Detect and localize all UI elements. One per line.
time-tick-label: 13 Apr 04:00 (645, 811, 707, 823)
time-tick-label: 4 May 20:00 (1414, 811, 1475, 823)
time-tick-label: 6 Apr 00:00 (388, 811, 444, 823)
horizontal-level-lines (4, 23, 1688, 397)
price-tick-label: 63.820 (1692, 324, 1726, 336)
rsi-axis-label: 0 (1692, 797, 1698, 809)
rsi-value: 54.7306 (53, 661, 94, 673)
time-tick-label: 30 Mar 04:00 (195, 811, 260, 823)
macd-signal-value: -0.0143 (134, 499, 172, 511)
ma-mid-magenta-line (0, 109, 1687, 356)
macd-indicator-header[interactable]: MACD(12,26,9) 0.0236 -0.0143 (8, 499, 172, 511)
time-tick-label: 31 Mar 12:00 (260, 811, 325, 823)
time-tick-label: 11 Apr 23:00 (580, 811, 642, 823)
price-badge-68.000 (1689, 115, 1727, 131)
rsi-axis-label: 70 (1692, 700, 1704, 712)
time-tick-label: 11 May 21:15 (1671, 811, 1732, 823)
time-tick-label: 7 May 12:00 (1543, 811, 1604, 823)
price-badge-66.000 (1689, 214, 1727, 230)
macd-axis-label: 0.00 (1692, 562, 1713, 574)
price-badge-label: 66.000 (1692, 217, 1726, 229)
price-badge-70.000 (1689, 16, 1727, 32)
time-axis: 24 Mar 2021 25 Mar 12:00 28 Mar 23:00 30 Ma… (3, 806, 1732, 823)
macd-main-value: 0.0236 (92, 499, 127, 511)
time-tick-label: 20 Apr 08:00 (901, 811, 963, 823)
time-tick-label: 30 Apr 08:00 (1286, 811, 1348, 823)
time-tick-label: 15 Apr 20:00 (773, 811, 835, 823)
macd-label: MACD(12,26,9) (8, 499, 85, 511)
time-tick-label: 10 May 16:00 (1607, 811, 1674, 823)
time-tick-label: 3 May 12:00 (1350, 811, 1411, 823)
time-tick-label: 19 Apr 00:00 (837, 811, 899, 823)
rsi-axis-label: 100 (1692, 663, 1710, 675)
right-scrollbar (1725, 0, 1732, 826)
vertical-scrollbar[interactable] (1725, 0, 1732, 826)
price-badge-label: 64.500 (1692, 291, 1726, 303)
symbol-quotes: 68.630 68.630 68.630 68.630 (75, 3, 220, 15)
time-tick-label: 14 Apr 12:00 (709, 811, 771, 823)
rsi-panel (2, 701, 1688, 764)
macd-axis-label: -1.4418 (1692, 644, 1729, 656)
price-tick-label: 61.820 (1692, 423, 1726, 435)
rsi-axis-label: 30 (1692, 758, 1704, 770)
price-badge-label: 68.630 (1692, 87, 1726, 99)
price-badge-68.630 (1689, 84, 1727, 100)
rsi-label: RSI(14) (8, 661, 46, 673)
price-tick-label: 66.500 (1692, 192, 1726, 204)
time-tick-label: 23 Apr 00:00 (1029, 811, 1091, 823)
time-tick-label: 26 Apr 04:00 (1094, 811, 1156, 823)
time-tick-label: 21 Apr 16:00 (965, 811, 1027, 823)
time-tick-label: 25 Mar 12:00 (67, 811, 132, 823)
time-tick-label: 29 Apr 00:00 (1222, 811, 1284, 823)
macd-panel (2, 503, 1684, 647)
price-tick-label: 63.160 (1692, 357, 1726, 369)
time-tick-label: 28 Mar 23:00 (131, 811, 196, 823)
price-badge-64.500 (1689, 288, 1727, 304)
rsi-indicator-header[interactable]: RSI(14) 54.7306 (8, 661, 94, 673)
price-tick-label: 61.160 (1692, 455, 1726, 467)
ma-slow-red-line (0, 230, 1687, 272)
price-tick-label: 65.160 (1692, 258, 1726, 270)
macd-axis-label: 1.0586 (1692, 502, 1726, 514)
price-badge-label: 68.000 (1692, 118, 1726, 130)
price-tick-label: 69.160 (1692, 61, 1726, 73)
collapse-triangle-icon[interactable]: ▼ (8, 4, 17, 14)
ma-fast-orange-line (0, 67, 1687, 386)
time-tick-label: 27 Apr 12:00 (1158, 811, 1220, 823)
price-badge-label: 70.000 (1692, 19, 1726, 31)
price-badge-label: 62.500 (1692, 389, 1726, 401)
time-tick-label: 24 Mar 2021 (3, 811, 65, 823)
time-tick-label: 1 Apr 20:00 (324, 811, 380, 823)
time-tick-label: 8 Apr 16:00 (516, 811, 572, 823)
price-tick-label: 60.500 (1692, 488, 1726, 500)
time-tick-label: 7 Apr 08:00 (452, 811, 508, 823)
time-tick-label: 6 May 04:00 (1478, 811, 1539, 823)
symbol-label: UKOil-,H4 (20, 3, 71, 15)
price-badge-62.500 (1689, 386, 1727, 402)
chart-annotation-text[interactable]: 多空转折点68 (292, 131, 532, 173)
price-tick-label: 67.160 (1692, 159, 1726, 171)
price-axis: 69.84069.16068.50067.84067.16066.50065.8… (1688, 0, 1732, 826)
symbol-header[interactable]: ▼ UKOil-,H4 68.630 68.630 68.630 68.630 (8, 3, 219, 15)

....................

*INSTRUCTIONS FOR THE TASK:* Rewrite every line of the data above, substituting "date-tick-label" for each occurrence of "time-tick-label" and keeping everything else the same.

*CORRECT RESULT:*
Detect and localize all UI elements. One per line.
date-tick-label: 13 Apr 04:00 (645, 811, 707, 823)
date-tick-label: 4 May 20:00 (1414, 811, 1475, 823)
date-tick-label: 6 Apr 00:00 (388, 811, 444, 823)
horizontal-level-lines (4, 23, 1688, 397)
price-tick-label: 63.820 (1692, 324, 1726, 336)
rsi-axis-label: 0 (1692, 797, 1698, 809)
rsi-value: 54.7306 (53, 661, 94, 673)
date-tick-label: 30 Mar 04:00 (195, 811, 260, 823)
macd-signal-value: -0.0143 (134, 499, 172, 511)
ma-mid-magenta-line (0, 109, 1687, 356)
macd-indicator-header[interactable]: MACD(12,26,9) 0.0236 -0.0143 (8, 499, 172, 511)
date-tick-label: 31 Mar 12:00 (260, 811, 325, 823)
date-tick-label: 11 Apr 23:00 (580, 811, 642, 823)
price-badge-68.000 (1689, 115, 1727, 131)
rsi-axis-label: 70 (1692, 700, 1704, 712)
date-tick-label: 11 May 21:15 (1671, 811, 1732, 823)
date-tick-label: 7 May 12:00 (1543, 811, 1604, 823)
price-badge-66.000 (1689, 214, 1727, 230)
macd-axis-label: 0.00 (1692, 562, 1713, 574)
price-badge-label: 66.000 (1692, 217, 1726, 229)
price-badge-70.000 (1689, 16, 1727, 32)
time-axis: 24 Mar 2021 25 Mar 12:00 28 Mar 23:00 30 Ma… (3, 806, 1732, 823)
macd-main-value: 0.0236 (92, 499, 127, 511)
date-tick-label: 20 Apr 08:00 (901, 811, 963, 823)
date-tick-label: 30 Apr 08:00 (1286, 811, 1348, 823)
date-tick-label: 15 Apr 20:00 (773, 811, 835, 823)
macd-label: MACD(12,26,9) (8, 499, 85, 511)
date-tick-label: 10 May 16:00 (1607, 811, 1674, 823)
date-tick-label: 3 May 12:00 (1350, 811, 1411, 823)
date-tick-label: 19 Apr 00:00 (837, 811, 899, 823)
rsi-axis-label: 100 (1692, 663, 1710, 675)
right-scrollbar (1725, 0, 1732, 826)
vertical-scrollbar[interactable] (1725, 0, 1732, 826)
price-badge-label: 64.500 (1692, 291, 1726, 303)
symbol-quotes: 68.630 68.630 68.630 68.630 (75, 3, 220, 15)
date-tick-label: 14 Apr 12:00 (709, 811, 771, 823)
rsi-panel (2, 701, 1688, 764)
macd-axis-label: -1.4418 (1692, 644, 1729, 656)
price-tick-label: 61.820 (1692, 423, 1726, 435)
rsi-axis-label: 30 (1692, 758, 1704, 770)
price-badge-label: 68.630 (1692, 87, 1726, 99)
price-badge-68.630 (1689, 84, 1727, 100)
rsi-label: RSI(14) (8, 661, 46, 673)
price-tick-label: 66.500 (1692, 192, 1726, 204)
date-tick-label: 23 Apr 00:00 (1029, 811, 1091, 823)
date-tick-label: 26 Apr 04:00 (1094, 811, 1156, 823)
date-tick-label: 21 Apr 16:00 (965, 811, 1027, 823)
date-tick-label: 25 Mar 12:00 (67, 811, 132, 823)
date-tick-label: 29 Apr 00:00 (1222, 811, 1284, 823)
macd-panel (2, 503, 1684, 647)
price-tick-label: 63.160 (1692, 357, 1726, 369)
date-tick-label: 28 Mar 23:00 (131, 811, 196, 823)
price-badge-64.500 (1689, 288, 1727, 304)
rsi-indicator-header[interactable]: RSI(14) 54.7306 (8, 661, 94, 673)
price-tick-label: 61.160 (1692, 455, 1726, 467)
ma-slow-red-line (0, 230, 1687, 272)
price-tick-label: 65.160 (1692, 258, 1726, 270)
macd-axis-label: 1.0586 (1692, 502, 1726, 514)
price-badge-label: 68.000 (1692, 118, 1726, 130)
price-tick-label: 69.160 (1692, 61, 1726, 73)
collapse-triangle-icon[interactable]: ▼ (8, 4, 17, 14)
ma-fast-orange-line (0, 67, 1687, 386)
date-tick-label: 27 Apr 12:00 (1158, 811, 1220, 823)
price-badge-label: 70.000 (1692, 19, 1726, 31)
price-badge-label: 62.500 (1692, 389, 1726, 401)
date-tick-label: 24 Mar 2021 (3, 811, 65, 823)
date-tick-label: 1 Apr 20:00 (324, 811, 380, 823)
date-tick-label: 8 Apr 16:00 (516, 811, 572, 823)
price-tick-label: 60.500 (1692, 488, 1726, 500)
date-tick-label: 7 Apr 08:00 (452, 811, 508, 823)
date-tick-label: 6 May 04:00 (1478, 811, 1539, 823)
symbol-label: UKOil-,H4 (20, 3, 71, 15)
price-badge-62.500 (1689, 386, 1727, 402)
chart-annotation-text[interactable]: 多空转折点68 (292, 131, 532, 173)
price-tick-label: 67.160 (1692, 159, 1726, 171)
price-axis: 69.84069.16068.50067.84067.16066.50065.8… (1688, 0, 1732, 826)
symbol-header[interactable]: ▼ UKOil-,H4 68.630 68.630 68.630 68.630 (8, 3, 219, 15)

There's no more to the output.